(Figure contents as structured data)
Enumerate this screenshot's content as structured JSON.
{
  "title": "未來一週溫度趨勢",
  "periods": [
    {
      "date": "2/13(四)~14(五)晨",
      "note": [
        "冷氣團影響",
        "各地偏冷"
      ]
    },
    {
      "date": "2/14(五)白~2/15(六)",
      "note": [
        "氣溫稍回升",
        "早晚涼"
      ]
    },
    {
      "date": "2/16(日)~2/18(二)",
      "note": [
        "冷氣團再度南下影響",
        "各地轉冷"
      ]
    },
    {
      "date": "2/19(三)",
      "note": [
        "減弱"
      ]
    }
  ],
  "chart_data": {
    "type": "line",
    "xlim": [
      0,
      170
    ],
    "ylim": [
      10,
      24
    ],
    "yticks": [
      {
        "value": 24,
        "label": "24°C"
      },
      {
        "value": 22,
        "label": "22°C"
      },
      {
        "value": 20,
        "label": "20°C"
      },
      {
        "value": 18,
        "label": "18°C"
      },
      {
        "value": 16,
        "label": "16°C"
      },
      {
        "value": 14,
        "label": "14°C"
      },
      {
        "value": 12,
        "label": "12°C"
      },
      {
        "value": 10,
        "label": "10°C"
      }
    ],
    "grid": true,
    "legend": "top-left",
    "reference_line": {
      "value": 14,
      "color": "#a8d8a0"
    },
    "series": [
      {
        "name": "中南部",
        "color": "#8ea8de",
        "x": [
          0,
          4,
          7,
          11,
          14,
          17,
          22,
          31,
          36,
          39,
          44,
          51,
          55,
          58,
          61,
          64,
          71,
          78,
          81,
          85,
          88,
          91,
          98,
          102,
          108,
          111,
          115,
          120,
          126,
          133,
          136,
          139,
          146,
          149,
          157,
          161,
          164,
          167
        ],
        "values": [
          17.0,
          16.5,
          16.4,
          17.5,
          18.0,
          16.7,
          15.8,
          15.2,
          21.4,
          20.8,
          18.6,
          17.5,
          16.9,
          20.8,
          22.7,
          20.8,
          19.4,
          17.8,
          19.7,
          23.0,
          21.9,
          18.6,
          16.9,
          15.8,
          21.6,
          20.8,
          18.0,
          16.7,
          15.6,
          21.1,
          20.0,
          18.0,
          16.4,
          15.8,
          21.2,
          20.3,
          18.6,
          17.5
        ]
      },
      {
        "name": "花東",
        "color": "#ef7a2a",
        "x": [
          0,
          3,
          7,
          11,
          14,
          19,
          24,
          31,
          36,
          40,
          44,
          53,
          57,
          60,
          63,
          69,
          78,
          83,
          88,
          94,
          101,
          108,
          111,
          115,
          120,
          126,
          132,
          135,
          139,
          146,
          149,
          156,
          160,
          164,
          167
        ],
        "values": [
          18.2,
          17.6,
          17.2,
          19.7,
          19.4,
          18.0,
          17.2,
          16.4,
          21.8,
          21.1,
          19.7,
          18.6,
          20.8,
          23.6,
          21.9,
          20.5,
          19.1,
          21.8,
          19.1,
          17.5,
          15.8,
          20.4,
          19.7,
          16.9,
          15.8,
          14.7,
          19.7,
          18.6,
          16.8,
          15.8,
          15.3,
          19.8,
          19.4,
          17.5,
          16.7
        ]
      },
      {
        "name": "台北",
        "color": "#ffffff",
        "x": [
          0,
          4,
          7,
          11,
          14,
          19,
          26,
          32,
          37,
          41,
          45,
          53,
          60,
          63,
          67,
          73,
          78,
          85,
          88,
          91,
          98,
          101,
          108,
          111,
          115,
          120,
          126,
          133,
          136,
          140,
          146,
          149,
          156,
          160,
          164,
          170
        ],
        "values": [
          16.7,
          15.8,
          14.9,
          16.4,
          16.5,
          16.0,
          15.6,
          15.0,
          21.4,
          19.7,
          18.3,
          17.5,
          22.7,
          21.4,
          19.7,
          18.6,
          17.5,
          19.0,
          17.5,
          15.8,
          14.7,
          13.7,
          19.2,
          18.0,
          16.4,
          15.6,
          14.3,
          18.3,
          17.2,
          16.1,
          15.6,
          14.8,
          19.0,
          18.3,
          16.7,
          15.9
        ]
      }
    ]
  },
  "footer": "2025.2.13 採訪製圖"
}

▶ Directive:
Copy each line that contains the word "label".

▶ The solution:
        "label": "24°C"
        "label": "22°C"
        "label": "20°C"
        "label": "18°C"
        "label": "16°C"
        "label": "14°C"
        "label": "12°C"
        "label": "10°C"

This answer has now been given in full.